### REQUIREMENT
Quote each record exactly, please, leaving none out.

###

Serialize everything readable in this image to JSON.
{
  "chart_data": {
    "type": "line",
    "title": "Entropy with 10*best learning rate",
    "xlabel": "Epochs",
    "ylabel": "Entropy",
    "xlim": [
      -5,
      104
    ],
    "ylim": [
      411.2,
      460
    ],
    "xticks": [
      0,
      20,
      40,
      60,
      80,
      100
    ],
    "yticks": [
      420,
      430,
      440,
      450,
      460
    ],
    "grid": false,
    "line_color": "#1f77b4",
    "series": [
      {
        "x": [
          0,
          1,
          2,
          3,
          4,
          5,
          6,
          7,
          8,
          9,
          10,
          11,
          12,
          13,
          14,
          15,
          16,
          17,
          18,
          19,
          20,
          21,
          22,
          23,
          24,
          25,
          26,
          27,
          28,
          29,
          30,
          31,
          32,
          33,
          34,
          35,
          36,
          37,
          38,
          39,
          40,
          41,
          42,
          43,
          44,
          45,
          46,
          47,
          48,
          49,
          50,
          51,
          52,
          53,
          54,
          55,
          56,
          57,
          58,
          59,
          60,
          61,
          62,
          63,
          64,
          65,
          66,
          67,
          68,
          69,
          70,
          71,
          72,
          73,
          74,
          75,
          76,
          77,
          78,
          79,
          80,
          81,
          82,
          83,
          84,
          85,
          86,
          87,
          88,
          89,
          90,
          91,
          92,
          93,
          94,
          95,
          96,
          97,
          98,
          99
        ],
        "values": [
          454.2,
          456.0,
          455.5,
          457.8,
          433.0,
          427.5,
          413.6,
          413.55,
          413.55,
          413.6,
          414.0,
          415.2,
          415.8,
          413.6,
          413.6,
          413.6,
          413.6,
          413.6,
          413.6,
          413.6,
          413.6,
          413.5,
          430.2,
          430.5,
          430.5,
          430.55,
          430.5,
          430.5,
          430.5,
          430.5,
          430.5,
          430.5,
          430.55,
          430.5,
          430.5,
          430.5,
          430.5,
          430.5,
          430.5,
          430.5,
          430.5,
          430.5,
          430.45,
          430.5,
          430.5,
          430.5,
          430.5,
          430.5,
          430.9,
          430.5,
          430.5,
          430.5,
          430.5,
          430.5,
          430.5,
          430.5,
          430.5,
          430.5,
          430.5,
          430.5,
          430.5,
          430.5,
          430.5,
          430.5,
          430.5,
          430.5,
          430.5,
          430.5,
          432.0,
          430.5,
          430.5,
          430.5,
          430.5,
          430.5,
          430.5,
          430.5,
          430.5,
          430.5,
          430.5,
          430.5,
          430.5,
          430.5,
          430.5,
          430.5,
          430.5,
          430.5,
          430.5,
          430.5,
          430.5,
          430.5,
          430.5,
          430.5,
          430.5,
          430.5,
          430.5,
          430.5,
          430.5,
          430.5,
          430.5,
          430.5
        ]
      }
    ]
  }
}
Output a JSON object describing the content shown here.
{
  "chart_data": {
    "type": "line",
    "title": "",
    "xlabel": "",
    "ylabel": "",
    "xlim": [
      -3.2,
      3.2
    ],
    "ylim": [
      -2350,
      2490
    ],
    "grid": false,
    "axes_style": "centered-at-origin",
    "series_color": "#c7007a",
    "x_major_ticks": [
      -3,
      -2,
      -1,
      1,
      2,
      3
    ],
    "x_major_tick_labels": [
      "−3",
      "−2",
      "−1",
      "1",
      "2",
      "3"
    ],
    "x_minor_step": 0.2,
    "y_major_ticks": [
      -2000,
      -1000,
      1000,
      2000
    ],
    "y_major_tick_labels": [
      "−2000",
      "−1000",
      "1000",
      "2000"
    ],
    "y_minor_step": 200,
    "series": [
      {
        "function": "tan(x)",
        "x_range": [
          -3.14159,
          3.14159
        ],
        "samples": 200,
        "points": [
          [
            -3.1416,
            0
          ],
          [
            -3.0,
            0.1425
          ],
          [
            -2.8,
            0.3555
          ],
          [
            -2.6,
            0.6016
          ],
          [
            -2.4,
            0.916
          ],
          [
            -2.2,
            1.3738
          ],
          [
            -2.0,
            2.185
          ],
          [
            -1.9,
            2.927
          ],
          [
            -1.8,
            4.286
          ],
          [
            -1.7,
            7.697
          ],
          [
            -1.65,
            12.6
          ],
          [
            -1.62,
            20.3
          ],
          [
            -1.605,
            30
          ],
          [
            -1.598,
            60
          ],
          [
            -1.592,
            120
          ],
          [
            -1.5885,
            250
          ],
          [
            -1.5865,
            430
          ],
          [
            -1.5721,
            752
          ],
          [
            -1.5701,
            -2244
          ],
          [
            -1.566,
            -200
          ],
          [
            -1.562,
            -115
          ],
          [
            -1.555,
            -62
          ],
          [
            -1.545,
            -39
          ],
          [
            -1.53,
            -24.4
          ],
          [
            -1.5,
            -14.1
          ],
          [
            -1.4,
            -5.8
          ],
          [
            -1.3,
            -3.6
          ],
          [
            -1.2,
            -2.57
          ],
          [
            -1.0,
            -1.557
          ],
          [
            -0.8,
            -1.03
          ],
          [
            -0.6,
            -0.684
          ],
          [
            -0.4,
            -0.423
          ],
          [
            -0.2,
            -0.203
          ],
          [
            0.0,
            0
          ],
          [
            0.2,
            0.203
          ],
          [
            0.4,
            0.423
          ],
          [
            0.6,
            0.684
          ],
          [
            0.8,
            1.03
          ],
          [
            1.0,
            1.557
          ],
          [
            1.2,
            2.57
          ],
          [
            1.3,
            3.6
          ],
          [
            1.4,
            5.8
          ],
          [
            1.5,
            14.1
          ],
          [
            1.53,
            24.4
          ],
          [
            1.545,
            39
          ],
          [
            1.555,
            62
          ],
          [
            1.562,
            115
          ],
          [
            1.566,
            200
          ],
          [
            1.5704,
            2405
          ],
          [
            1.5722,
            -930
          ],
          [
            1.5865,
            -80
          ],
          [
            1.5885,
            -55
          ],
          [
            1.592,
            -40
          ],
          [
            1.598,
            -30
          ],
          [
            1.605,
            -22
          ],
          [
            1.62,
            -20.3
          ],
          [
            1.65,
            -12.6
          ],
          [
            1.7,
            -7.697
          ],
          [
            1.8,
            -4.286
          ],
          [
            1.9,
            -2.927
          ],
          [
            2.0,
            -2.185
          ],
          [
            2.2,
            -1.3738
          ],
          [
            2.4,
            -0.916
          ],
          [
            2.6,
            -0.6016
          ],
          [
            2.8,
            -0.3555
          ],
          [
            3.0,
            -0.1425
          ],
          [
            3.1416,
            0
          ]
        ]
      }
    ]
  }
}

###

### WRITTEN RESPONSE
Serialize everything readable in this image to JSON.
{
  "chart_data": {
    "type": "line",
    "title": "Entropy with 10*best learning rate",
    "xlabel": "Epochs",
    "ylabel": "Entropy",
    "xlim": [
      -5,
      104
    ],
    "ylim": [
      411.2,
      460
    ],
    "xticks": [
      0,
      20,
      40,
      60,
      80,
      100
    ],
    "yticks": [
      420,
      430,
      440,
      450,
      460
    ],
    "grid": false,
    "line_color": "#1f77b4",
    "series": [
      {
        "x": [
          0,
          1,
          2,
          3,
          4,
          5,
          6,
          7,
          8,
          9,
          10,
          11,
          12,
          13,
          14,
          15,
          16,
          17,
          18,
          19,
          20,
          21,
          22,
          23,
          24,
          25,
          26,
          27,
          28,
          29,
          30,
          31,
          32,
          33,
          34,
          35,
          36,
          37,
          38,
          39,
          40,
          41,
          42,
          43,
          44,
          45,
          46,
          47,
          48,
          49,
          50,
          51,
          52,
          53,
          54,
          55,
          56,
          57,
          58,
          59,
          60,
          61,
          62,
          63,
          64,
          65,
          66,
          67,
          68,
          69,
          70,
          71,
          72,
          73,
          74,
          75,
          76,
          77,
          78,
          79,
          80,
          81,
          82,
          83,
          84,
          85,
          86,
          87,
          88,
          89,
          90,
          91,
          92,
          93,
          94,
          95,
          96,
          97,
          98,
          99
        ],
        "values": [
          454.2,
          456.0,
          455.5,
          457.8,
          433.0,
          427.5,
          413.6,
          413.55,
          413.55,
          413.6,
          414.0,
          415.2,
          415.8,
          413.6,
          413.6,
          413.6,
          413.6,
          413.6,
          413.6,
          413.6,
          413.6,
          413.5,
          430.2,
          430.5,
          430.5,
          430.55,
          430.5,
          430.5,
          430.5,
          430.5,
          430.5,
          430.5,
          430.55,
          430.5,
          430.5,
          430.5,
          430.5,
          430.5,
          430.5,
          430.5,
          430.5,
          430.5,
          430.45,
          430.5,
          430.5,
          430.5,
          430.5,
          430.5,
          430.9,
          430.5,
          430.5,
          430.5,
          430.5,
          430.5,
          430.5,
          430.5,
          430.5,
          430.5,
          430.5,
          430.5,
          430.5,
          430.5,
          430.5,
          430.5,
          430.5,
          430.5,
          430.5,
          430.5,
          432.0,
          430.5,
          430.5,
          430.5,
          430.5,
          430.5,
          430.5,
          430.5,
          430.5,
          430.5,
          430.5,
          430.5,
          430.5,
          430.5,
          430.5,
          430.5,
          430.5,
          430.5,
          430.5,
          430.5,
          430.5,
          430.5,
          430.5,
          430.5,
          430.5,
          430.5,
          430.5,
          430.5,
          430.5,
          430.5,
          430.5,
          430.5
        ]
      }
    ]
  }
}
Output a JSON object describing the content shown here.
{
  "chart_data": {
    "type": "line",
    "title": "",
    "xlabel": "",
    "ylabel": "",
    "xlim": [
      -3.2,
      3.2
    ],
    "ylim": [
      -2350,
      2490
    ],
    "grid": false,
    "axes_style": "centered-at-origin",
    "series_color": "#c7007a",
    "x_major_ticks": [
      -3,
      -2,
      -1,
      1,
      2,
      3
    ],
    "x_major_tick_labels": [
      "−3",
      "−2",
      "−1",
      "1",
      "2",
      "3"
    ],
    "x_minor_step": 0.2,
    "y_major_ticks": [
      -2000,
      -1000,
      1000,
      2000
    ],
    "y_major_tick_labels": [
      "−2000",
      "−1000",
      "1000",
      "2000"
    ],
    "y_minor_step": 200,
    "series": [
      {
        "function": "tan(x)",
        "x_range": [
          -3.14159,
          3.14159
        ],
        "samples": 200,
        "points": [
          [
            -3.1416,
            0
          ],
          [
            -3.0,
            0.1425
          ],
          [
            -2.8,
            0.3555
          ],
          [
            -2.6,
            0.6016
          ],
          [
            -2.4,
            0.916
          ],
          [
            -2.2,
            1.3738
          ],
          [
            -2.0,
            2.185
          ],
          [
            -1.9,
            2.927
          ],
          [
            -1.8,
            4.286
          ],
          [
            -1.7,
            7.697
          ],
          [
            -1.65,
            12.6
          ],
          [
            -1.62,
            20.3
          ],
          [
            -1.605,
            30
          ],
          [
            -1.598,
            60
          ],
          [
            -1.592,
            120
          ],
          [
            -1.5885,
            250
          ],
          [
            -1.5865,
            430
          ],
          [
            -1.5721,
            752
          ],
          [
            -1.5701,
            -2244
          ],
          [
            -1.566,
            -200
          ],
          [
            -1.562,
            -115
          ],
          [
            -1.555,
            -62
          ],
          [
            -1.545,
            -39
          ],
          [
            -1.53,
            -24.4
          ],
          [
            -1.5,
            -14.1
          ],
          [
            -1.4,
            -5.8
          ],
          [
            -1.3,
            -3.6
          ],
          [
            -1.2,
            -2.57
          ],
          [
            -1.0,
            -1.557
          ],
          [
            -0.8,
            -1.03
          ],
          [
            -0.6,
            -0.684
          ],
          [
            -0.4,
            -0.423
          ],
          [
            -0.2,
            -0.203
          ],
          [
            0.0,
            0
          ],
          [
            0.2,
            0.203
          ],
          [
            0.4,
            0.423
          ],
          [
            0.6,
            0.684
          ],
          [
            0.8,
            1.03
          ],
          [
            1.0,
            1.557
          ],
          [
            1.2,
            2.57
          ],
          [
            1.3,
            3.6
          ],
          [
            1.4,
            5.8
          ],
          [
            1.5,
            14.1
          ],
          [
            1.53,
            24.4
          ],
          [
            1.545,
            39
          ],
          [
            1.555,
            62
          ],
          [
            1.562,
            115
          ],
          [
            1.566,
            200
          ],
          [
            1.5704,
            2405
          ],
          [
            1.5722,
            -930
          ],
          [
            1.5865,
            -80
          ],
          [
            1.5885,
            -55
          ],
          [
            1.592,
            -40
          ],
          [
            1.598,
            -30
          ],
          [
            1.605,
            -22
          ],
          [
            1.62,
            -20.3
          ],
          [
            1.65,
            -12.6
          ],
          [
            1.7,
            -7.697
          ],
          [
            1.8,
            -4.286
          ],
          [
            1.9,
            -2.927
          ],
          [
            2.0,
            -2.185
          ],
          [
            2.2,
            -1.3738
          ],
          [
            2.4,
            -0.916
          ],
          [
            2.6,
            -0.6016
          ],
          [
            2.8,
            -0.3555
          ],
          [
            3.0,
            -0.1425
          ],
          [
            3.1416,
            0
          ]
        ]
      }
    ]
  }
}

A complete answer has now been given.